-- START OF RAW RECORDS --

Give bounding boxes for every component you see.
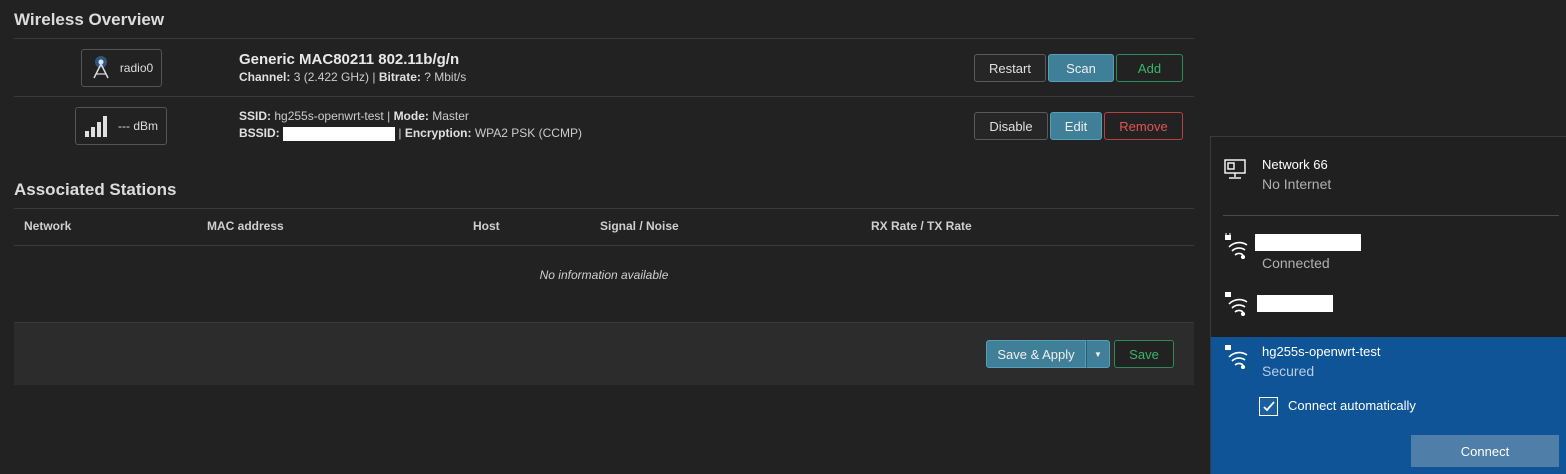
disable-button[interactable]: Disable bbox=[974, 112, 1048, 140]
save-button[interactable]: Save bbox=[1114, 340, 1174, 368]
wireless-overview-title: Wireless Overview bbox=[14, 10, 165, 29]
column-header-signal: Signal / Noise bbox=[600, 219, 679, 233]
network-name-redacted bbox=[1257, 295, 1333, 312]
restart-button[interactable]: Restart bbox=[974, 54, 1046, 82]
bitrate-value: ? Mbit/s bbox=[424, 70, 467, 84]
channel-label: Channel: bbox=[239, 70, 291, 84]
divider bbox=[14, 208, 1194, 209]
wired-network-status: No Internet bbox=[1262, 176, 1332, 192]
caret-down-icon: ▼ bbox=[1094, 349, 1102, 359]
signal-strength-icon bbox=[84, 112, 110, 141]
connect-automatically-label[interactable]: Connect automatically bbox=[1288, 398, 1416, 413]
associated-stations-title: Associated Stations bbox=[14, 180, 177, 199]
bssid-redacted bbox=[283, 126, 396, 141]
column-header-host: Host bbox=[473, 219, 500, 233]
radio-details: Channel: 3 (2.422 GHz) | Bitrate: ? Mbit… bbox=[239, 70, 467, 84]
mode-label: Mode: bbox=[393, 109, 429, 123]
bssid-label: BSSID: bbox=[239, 126, 280, 140]
mode-value: Master bbox=[432, 109, 469, 123]
divider bbox=[14, 96, 1194, 97]
remove-button[interactable]: Remove bbox=[1104, 112, 1183, 140]
interface-info: SSID: hg255s-openwrt-test | Mode: Master… bbox=[239, 108, 582, 142]
signal-badge: --- dBm bbox=[75, 107, 167, 145]
bssid-line: BSSID: | Encryption: WPA2 PSK (CCMP) bbox=[239, 126, 582, 141]
network-flyout: Network 66 No Internet Connected hg255s-… bbox=[1210, 136, 1566, 474]
wifi-secured-icon bbox=[1223, 231, 1249, 260]
wired-network-name: Network 66 bbox=[1262, 157, 1328, 172]
ethernet-icon bbox=[1223, 157, 1249, 183]
column-header-rate: RX Rate / TX Rate bbox=[871, 219, 972, 233]
radio-info: Generic MAC80211 802.11b/g/n Channel: 3 … bbox=[239, 50, 466, 86]
radio-title: Generic MAC80211 802.11b/g/n bbox=[239, 51, 460, 68]
column-header-mac: MAC address bbox=[207, 219, 284, 233]
divider bbox=[14, 245, 1194, 246]
add-button[interactable]: Add bbox=[1116, 54, 1183, 82]
encryption-value: WPA2 PSK (CCMP) bbox=[474, 126, 582, 140]
checkmark-icon bbox=[1262, 400, 1275, 411]
save-apply-button[interactable]: Save & Apply bbox=[986, 340, 1086, 368]
ssid-value: hg255s-openwrt-test bbox=[274, 109, 384, 123]
flyout-separator bbox=[1223, 215, 1559, 216]
encryption-label: Encryption: bbox=[404, 126, 472, 140]
ssid-line: SSID: hg255s-openwrt-test | Mode: Master bbox=[239, 109, 469, 123]
wifi-network-status: Connected bbox=[1262, 255, 1330, 271]
empty-table-message: No information available bbox=[539, 268, 669, 282]
bitrate-label: Bitrate: bbox=[378, 70, 421, 84]
selected-network-status: Secured bbox=[1262, 363, 1315, 379]
radio-label: radio0 bbox=[119, 61, 154, 75]
column-header-network: Network bbox=[24, 219, 72, 233]
connect-automatically-checkbox[interactable] bbox=[1259, 397, 1278, 416]
connect-button[interactable]: Connect bbox=[1411, 435, 1559, 467]
wifi-secured-icon bbox=[1223, 343, 1249, 370]
radio-badge: radio0 bbox=[81, 49, 162, 87]
selected-wifi-network[interactable]: hg255s-openwrt-test Secured Connect auto… bbox=[1211, 337, 1566, 474]
edit-button[interactable]: Edit bbox=[1050, 112, 1102, 140]
wifi-network-item[interactable] bbox=[1211, 285, 1566, 330]
ssid-label: SSID: bbox=[239, 109, 272, 123]
wifi-network-item[interactable]: Connected bbox=[1211, 225, 1566, 280]
scan-button[interactable]: Scan bbox=[1048, 54, 1114, 82]
wired-network-item[interactable]: Network 66 No Internet bbox=[1211, 137, 1566, 215]
antenna-icon bbox=[90, 54, 112, 83]
divider bbox=[14, 38, 1194, 39]
channel-value: 3 (2.422 GHz) bbox=[293, 70, 370, 84]
network-name-redacted bbox=[1255, 234, 1361, 251]
save-apply-dropdown[interactable]: ▼ bbox=[1086, 340, 1110, 368]
signal-label: --- dBm bbox=[118, 119, 158, 133]
wifi-secured-icon bbox=[1223, 290, 1249, 317]
selected-network-name: hg255s-openwrt-test bbox=[1262, 344, 1381, 359]
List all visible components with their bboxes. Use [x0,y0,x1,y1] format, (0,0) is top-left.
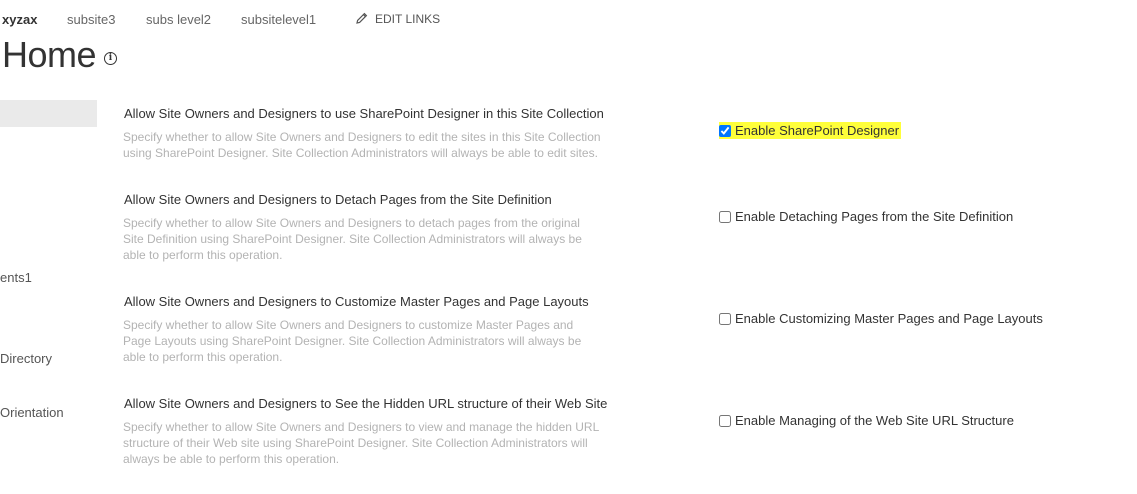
left-nav-item-orientation[interactable]: Orientation [0,405,64,420]
pencil-icon [356,12,368,24]
enable-detaching-pages-label: Enable Detaching Pages from the Site Def… [735,209,1014,224]
section-title-url-structure: Allow Site Owners and Designers to See t… [124,396,608,411]
section-description-detach-pages: Specify whether to allow Site Owners and… [123,216,582,262]
top-nav-item-xyzax[interactable]: xyzax [2,12,37,27]
section-title-enable-designer: Allow Site Owners and Designers to use S… [124,106,604,121]
top-nav-item-subsitelevel1[interactable]: subsitelevel1 [241,12,316,27]
section-title-customize-master-pages: Allow Site Owners and Designers to Custo… [124,294,589,309]
section-description-url-structure: Specify whether to allow Site Owners and… [123,420,599,466]
option-enable-sharepoint-designer[interactable]: Enable SharePoint Designer [719,122,902,139]
section-description-enable-designer: Specify whether to allow Site Owners and… [123,130,601,160]
edit-links-label: EDIT LINKS [375,12,441,26]
option-enable-customizing-master-pages[interactable]: Enable Customizing Master Pages and Page… [719,311,1043,326]
info-icon[interactable]: i [104,52,117,65]
left-nav-selected-item[interactable] [0,100,97,127]
page: xyzax subsite3 subs level2 subsitelevel1… [0,0,1137,494]
section-title-detach-pages: Allow Site Owners and Designers to Detac… [124,192,552,207]
enable-managing-url-structure-label: Enable Managing of the Web Site URL Stru… [735,413,1014,428]
enable-sharepoint-designer-checkbox[interactable] [719,124,731,137]
enable-detaching-pages-checkbox[interactable] [719,210,731,223]
option-enable-detaching-pages[interactable]: Enable Detaching Pages from the Site Def… [719,209,1013,224]
enable-customizing-master-pages-checkbox[interactable] [719,312,731,325]
enable-customizing-master-pages-label: Enable Customizing Master Pages and Page… [735,311,1043,326]
edit-links-button[interactable]: EDIT LINKS [356,12,440,26]
left-nav-item-directory[interactable]: Directory [0,351,52,366]
page-title: Home [2,34,97,75]
option-enable-managing-url-structure[interactable]: Enable Managing of the Web Site URL Stru… [719,413,1014,428]
top-nav-item-subs-level2[interactable]: subs level2 [146,12,211,27]
top-nav-item-subsite3[interactable]: subsite3 [67,12,115,27]
section-description-customize-master-pages: Specify whether to allow Site Owners and… [123,318,582,364]
enable-sharepoint-designer-label: Enable SharePoint Designer [735,123,900,138]
left-nav-item-ents1[interactable]: ents1 [0,270,32,285]
enable-managing-url-structure-checkbox[interactable] [719,414,731,427]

-- END OF RAW RECORDS --

Lay out the lines as a Markdown table with columns No. and Line, numbering each row and leaving out blank lines. Begin at the line that has "disable-button[interactable]: Disable bbox=[974, 112, 1048, 140]" and stop after the line that has "column-header-host: Host bbox=[473, 219, 500, 233]".

| No. | Line |
|---|---|
| 1 | disable-button[interactable]: Disable bbox=[974, 112, 1048, 140] |
| 2 | save-button[interactable]: Save bbox=[1114, 340, 1174, 368] |
| 3 | wireless-overview-title: Wireless Overview bbox=[14, 10, 165, 29] |
| 4 | column-header-signal: Signal / Noise bbox=[600, 219, 679, 233] |
| 5 | network-name-redacted bbox=[1257, 295, 1333, 312] |
| 6 | restart-button[interactable]: Restart bbox=[974, 54, 1046, 82] |
| 7 | bitrate-value: ? Mbit/s bbox=[424, 70, 467, 84] |
| 8 | channel-label: Channel: bbox=[239, 70, 291, 84] |
| 9 | divider bbox=[14, 208, 1194, 209] |
| 10 | wired-network-status: No Internet bbox=[1262, 176, 1332, 192] |
| 11 | caret-down-icon: ▼ bbox=[1094, 349, 1102, 359] |
| 12 | signal-strength-icon bbox=[84, 112, 110, 141] |
| 13 | connect-automatically-label[interactable]: Connect automatically bbox=[1288, 398, 1416, 413] |
| 14 | associated-stations-title: Associated Stations bbox=[14, 180, 177, 199] |
| 15 | bssid-redacted bbox=[283, 126, 396, 141] |
| 16 | column-header-host: Host bbox=[473, 219, 500, 233] |